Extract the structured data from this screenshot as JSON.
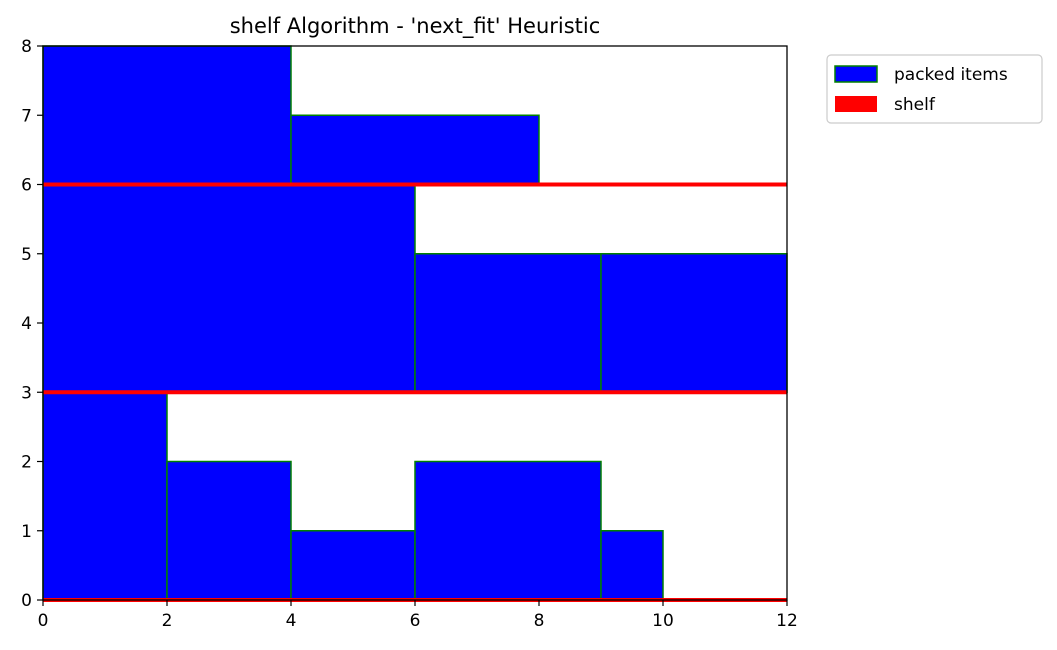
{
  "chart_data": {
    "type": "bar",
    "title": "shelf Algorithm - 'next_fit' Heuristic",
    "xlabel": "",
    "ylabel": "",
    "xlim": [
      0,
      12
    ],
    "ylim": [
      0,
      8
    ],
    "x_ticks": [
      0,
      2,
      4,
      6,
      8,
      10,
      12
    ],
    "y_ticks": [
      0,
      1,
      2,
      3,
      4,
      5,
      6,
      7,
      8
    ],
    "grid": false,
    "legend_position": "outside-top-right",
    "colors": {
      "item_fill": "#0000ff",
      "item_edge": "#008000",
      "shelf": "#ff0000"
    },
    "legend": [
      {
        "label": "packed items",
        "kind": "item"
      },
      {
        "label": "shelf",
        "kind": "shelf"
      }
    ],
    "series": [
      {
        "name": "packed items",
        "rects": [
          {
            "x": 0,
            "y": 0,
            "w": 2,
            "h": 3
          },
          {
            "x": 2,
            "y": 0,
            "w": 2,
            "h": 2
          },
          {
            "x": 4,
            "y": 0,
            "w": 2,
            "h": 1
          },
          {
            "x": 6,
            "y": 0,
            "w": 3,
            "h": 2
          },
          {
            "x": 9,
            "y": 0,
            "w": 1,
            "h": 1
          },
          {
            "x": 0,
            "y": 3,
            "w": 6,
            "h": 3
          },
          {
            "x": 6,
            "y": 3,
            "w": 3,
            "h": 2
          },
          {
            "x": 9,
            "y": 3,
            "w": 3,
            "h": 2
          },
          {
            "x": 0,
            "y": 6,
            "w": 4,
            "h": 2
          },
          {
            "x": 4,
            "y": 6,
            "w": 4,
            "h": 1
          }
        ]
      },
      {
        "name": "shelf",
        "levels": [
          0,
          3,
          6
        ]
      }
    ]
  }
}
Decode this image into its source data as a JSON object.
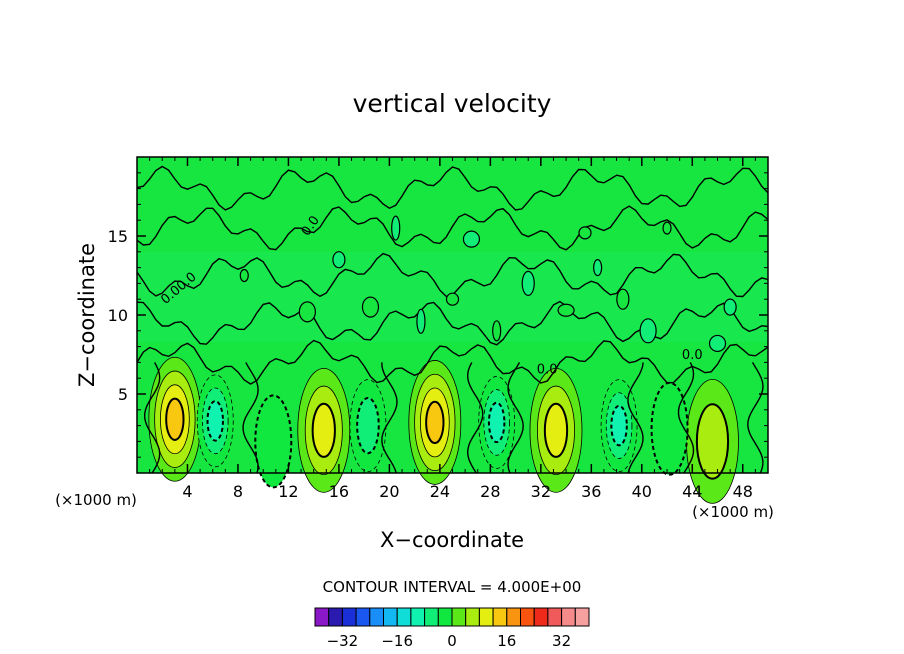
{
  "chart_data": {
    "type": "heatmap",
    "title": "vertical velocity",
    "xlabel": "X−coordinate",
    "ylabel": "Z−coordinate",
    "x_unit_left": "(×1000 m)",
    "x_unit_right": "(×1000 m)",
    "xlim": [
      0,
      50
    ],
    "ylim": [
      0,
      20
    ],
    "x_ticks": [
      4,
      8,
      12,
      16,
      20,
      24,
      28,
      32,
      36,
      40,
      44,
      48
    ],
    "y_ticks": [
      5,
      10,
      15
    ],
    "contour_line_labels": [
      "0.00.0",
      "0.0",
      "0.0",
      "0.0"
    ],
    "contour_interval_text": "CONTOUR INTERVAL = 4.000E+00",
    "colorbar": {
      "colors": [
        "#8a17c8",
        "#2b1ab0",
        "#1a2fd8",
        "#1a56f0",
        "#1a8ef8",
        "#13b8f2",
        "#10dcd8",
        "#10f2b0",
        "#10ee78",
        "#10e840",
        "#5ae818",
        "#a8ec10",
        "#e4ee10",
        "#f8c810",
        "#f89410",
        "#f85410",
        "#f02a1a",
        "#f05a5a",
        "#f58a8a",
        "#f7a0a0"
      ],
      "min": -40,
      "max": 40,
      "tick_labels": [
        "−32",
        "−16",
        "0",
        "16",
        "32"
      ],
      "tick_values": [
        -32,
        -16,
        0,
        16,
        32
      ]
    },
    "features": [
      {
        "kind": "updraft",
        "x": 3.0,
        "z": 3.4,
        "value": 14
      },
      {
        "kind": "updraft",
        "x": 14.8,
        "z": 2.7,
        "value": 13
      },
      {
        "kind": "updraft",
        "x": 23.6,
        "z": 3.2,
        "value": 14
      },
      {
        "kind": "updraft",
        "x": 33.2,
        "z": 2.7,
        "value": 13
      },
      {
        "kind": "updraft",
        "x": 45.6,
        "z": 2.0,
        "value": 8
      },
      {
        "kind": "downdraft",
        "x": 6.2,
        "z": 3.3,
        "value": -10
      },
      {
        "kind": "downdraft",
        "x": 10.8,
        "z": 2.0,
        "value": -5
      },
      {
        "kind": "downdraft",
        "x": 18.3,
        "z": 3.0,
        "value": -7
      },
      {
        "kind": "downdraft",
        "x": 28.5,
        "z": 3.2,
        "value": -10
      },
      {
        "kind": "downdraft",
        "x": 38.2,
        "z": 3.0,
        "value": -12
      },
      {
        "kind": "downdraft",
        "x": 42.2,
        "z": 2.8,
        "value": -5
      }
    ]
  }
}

--

● **Task description**
Count the lines of the material that include the word "packed", then report only the total.

● **Solution to the problem**
2